> _QUOTED PASSAGE_

And You Thought We Lost Manufacturing Jobs & The Middle Class Forever ?

Here Is How To Bring It Back!

“Not knowing how to prevent economic decline — is tragically regrettable. Knowing, but not preventing — is pitiful and inexcusable” — Oleg Feldgajer

BROAD STROKES GIVEAWAY

Fixing disappearing middle class problem is not simple. Neither is restoring of manufacturing jobs. And, as with any complex problem — the solution is multi-faceted.

On a surface, it looks as if cutting taxes is all we need. But history proves otherwise. Tax cuts in the past haven’t eased, or ended, the decline of the middle class. Taxes were cut by president Ronald Reagan during the 1980s, and by president George W. Bush in the 2000s. Yet, the middle class steadily shrank and declined, ever since.

Therefore, I’m recommending a much more balanced and more comprehensive approach. Balance, means: lower taxes CONTINGENT upon spending on corporate investments, innovation & training! And comprehensive: involves topping it up with much deeper financial reforms — to avoid 1980s’ mistakes.

PROBLEM

As per recent report by Washington Post: “the typical 27-year-old man’s annual earnings in 2013 were 31 percent less than those of a typical 27-year-old man in 1969. The data suggest that today’s young men are unlikely to make up for that decline by earning more in the future”

So, it’s not surprising to see the findings from Pew Research, such as:

· In 1971, the middle class represented the majority of American earners. The percentage of middle class Americans has fallen from 61% in 1971 to 50% in 2015

· The share of aggregate income held by middle-income households plunged from 1970 to 2014 and is now less than the share held by upper-income households

Not that manufacturing jobs in US are showing healthier statistics than the embattled middle class. As WEF reports: “In the two decades from 1979 to 1999, the number of manufacturing jobs in the United States drifted downward, from 19 million to 17 million. But over the next decade, between 1999 and 2009, the number plummeted to 12 million”

And MIT concludes that: “A massive 30-year decline of employment beginning in 1980, led to the liquidation of more than a third of U.S. manufacturing positions. Employment in the sector plunged from 18.9 million jobs to 12.2 million”

In addition: “Since 2000 alone, millions of workers have lost manufacturing jobs paying $25 per hour plus health and retirement benefits. Often the only alternatives were service-sector jobs without benefits, paying $12 an hour”

The only positive signs are attributed to advanced manufacturing industries — that led to increased productivity. Strangely enough, and despite significant losses of manufacturing jobs — the total output of the U.S. manufacturing sector is growing, impressively:

For years, though, middle class shrinkage and disappearing manufacturing jobs were attributed to globalization. And nobody encapsulated it better than United States presidential candidate, Ross Perot. His description of the “giant sucking sound” — remains the most recognizable quotation on anticipated job losses, caused by North American Free Trade Agreement (NAFTA).

> _DATASET SECTION_
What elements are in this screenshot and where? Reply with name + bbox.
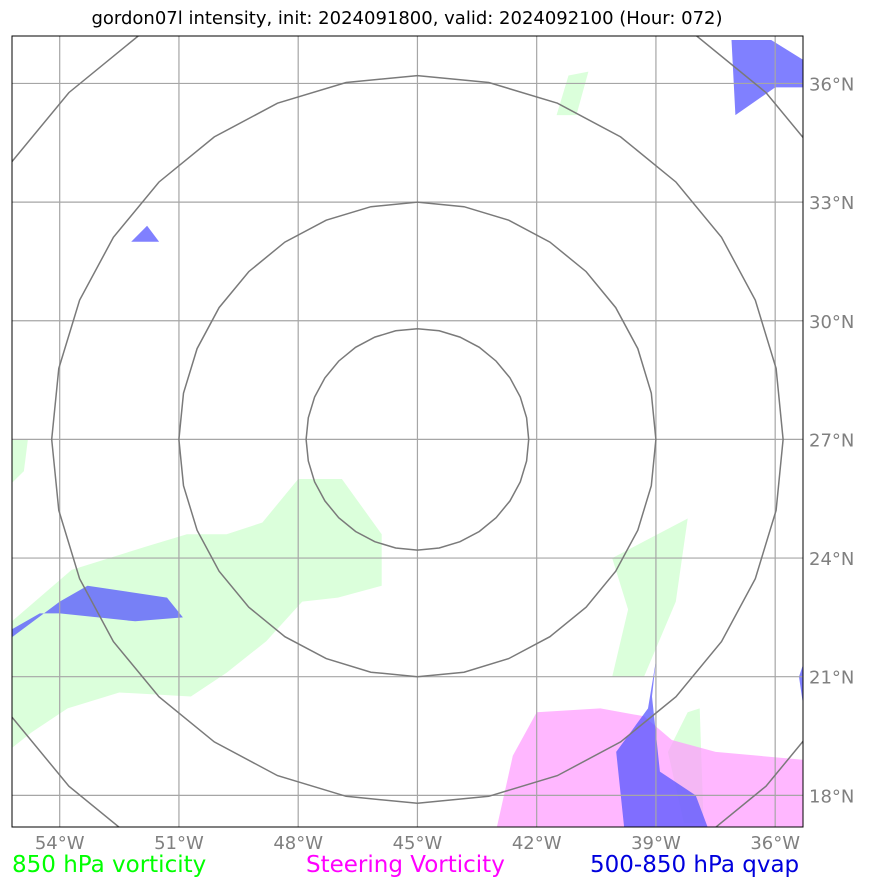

> _TASK PROMPT_
Carry on the essay about lost manufacturing jobs and the shrinking middle class, starting right after its closing sentence about Ross Perot and NAFTA.

> _TASK RESULT_
More recently, however, and due to Artificial Intelligence (AI) Renaissance — there is a new manufacturing jobs nemesis — the AI Boogeyman. And Boston Consulting Group reports: “that it costs barely $8 an hour to use a robot for spot welding in the auto industry, compared to $25 for a worker — and the gap is only going to widen”

So according to Bureau of Labor Statistics, although since 1970s, more than 7 million factory jobs have disappeared — the total job market, as a whole — has added more than 50 million jobs over the same period. Just not in….manufacturing.

As much as blaming robotics and automation for job losses is fashionable — a quick look at employment figures at Amazon, begs to differ. As company grows, and increases the scope and size of its offerings — so do their job figures! Robotics and automation allows Amazon to do more, much more. And to do more, the company is hiring more people. A good example of “Keep It Simple, Stupid” principle at work!

It’s also worth noting, that some of the automation technologies introduced almost 50 years ago — didn’t eliminate the jobs they were supposed to vaporize. Instead, humans and machines COEXIST- to the benefit of happier customers.

Does Manufacturing Still Matter To The US Economy?

According to McKinsey, as a country, USA still ranks second in the world for manufacturing output:

· “The United States continues to lead the world in some manufacturing product categories, including aircraft and refined petroleum products. It is the world’s second-ranked producer in other categories, including computers, plastics, and cars (a category in which it ranks behind China but ahead of Japan and Germany)

· It accounts for 60 percent of the nation’s exports and 70 percent of private-sector R&D. It is one of the biggest drivers of trade, innovation, and productivity growth — all factors that define a nation’s competitiveness in the global economy”

SOLUTION

If there was a silver bullet that could have solved both declines — reducing marginal tax rates in the US would do the trick! Or so it goes — if you subscribe to such theories.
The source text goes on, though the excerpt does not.